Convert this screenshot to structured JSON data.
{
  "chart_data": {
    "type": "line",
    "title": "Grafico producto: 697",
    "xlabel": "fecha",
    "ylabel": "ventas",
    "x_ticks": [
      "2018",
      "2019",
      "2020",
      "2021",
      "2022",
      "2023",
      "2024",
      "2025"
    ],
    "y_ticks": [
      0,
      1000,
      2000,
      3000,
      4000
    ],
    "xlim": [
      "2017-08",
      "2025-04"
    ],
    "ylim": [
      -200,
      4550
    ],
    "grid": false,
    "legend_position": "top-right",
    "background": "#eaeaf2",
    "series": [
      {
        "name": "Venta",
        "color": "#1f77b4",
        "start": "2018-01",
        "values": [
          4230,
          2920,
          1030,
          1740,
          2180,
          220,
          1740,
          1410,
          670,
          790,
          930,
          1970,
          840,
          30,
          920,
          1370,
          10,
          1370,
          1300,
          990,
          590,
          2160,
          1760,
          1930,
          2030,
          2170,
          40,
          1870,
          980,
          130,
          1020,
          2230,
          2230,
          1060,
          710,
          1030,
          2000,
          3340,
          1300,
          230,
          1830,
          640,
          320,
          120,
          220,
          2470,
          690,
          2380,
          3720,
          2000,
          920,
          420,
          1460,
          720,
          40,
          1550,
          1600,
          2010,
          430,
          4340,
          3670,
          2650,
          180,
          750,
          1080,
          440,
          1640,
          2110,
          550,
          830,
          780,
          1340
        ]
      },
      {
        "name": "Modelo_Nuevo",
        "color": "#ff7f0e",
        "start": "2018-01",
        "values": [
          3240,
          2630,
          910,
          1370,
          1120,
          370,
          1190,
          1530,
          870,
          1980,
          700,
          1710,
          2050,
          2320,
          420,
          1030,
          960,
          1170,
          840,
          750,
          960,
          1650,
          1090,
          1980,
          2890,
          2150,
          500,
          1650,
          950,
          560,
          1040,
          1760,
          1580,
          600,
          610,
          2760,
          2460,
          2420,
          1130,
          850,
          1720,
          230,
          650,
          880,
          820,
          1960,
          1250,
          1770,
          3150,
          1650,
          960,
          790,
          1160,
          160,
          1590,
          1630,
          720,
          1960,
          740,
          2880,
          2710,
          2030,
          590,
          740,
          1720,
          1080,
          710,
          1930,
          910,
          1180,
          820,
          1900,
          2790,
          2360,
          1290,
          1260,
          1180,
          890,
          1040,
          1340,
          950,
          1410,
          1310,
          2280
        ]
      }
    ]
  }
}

============================================================

- _Given task_:
Repeat every record, keeping each word and mark exactly as it is.

- _Correct result_:
Convert this screenshot to structured JSON data.
{
  "chart_data": {
    "type": "line",
    "title": "Grafico producto: 697",
    "xlabel": "fecha",
    "ylabel": "ventas",
    "x_ticks": [
      "2018",
      "2019",
      "2020",
      "2021",
      "2022",
      "2023",
      "2024",
      "2025"
    ],
    "y_ticks": [
      0,
      1000,
      2000,
      3000,
      4000
    ],
    "xlim": [
      "2017-08",
      "2025-04"
    ],
    "ylim": [
      -200,
      4550
    ],
    "grid": false,
    "legend_position": "top-right",
    "background": "#eaeaf2",
    "series": [
      {
        "name": "Venta",
        "color": "#1f77b4",
        "start": "2018-01",
        "values": [
          4230,
          2920,
          1030,
          1740,
          2180,
          220,
          1740,
          1410,
          670,
          790,
          930,
          1970,
          840,
          30,
          920,
          1370,
          10,
          1370,
          1300,
          990,
          590,
          2160,
          1760,
          1930,
          2030,
          2170,
          40,
          1870,
          980,
          130,
          1020,
          2230,
          2230,
          1060,
          710,
          1030,
          2000,
          3340,
          1300,
          230,
          1830,
          640,
          320,
          120,
          220,
          2470,
          690,
          2380,
          3720,
          2000,
          920,
          420,
          1460,
          720,
          40,
          1550,
          1600,
          2010,
          430,
          4340,
          3670,
          2650,
          180,
          750,
          1080,
          440,
          1640,
          2110,
          550,
          830,
          780,
          1340
        ]
      },
      {
        "name": "Modelo_Nuevo",
        "color": "#ff7f0e",
        "start": "2018-01",
        "values": [
          3240,
          2630,
          910,
          1370,
          1120,
          370,
          1190,
          1530,
          870,
          1980,
          700,
          1710,
          2050,
          2320,
          420,
          1030,
          960,
          1170,
          840,
          750,
          960,
          1650,
          1090,
          1980,
          2890,
          2150,
          500,
          1650,
          950,
          560,
          1040,
          1760,
          1580,
          600,
          610,
          2760,
          2460,
          2420,
          1130,
          850,
          1720,
          230,
          650,
          880,
          820,
          1960,
          1250,
          1770,
          3150,
          1650,
          960,
          790,
          1160,
          160,
          1590,
          1630,
          720,
          1960,
          740,
          2880,
          2710,
          2030,
          590,
          740,
          1720,
          1080,
          710,
          1930,
          910,
          1180,
          820,
          1900,
          2790,
          2360,
          1290,
          1260,
          1180,
          890,
          1040,
          1340,
          950,
          1410,
          1310,
          2280
        ]
      }
    ]
  }
}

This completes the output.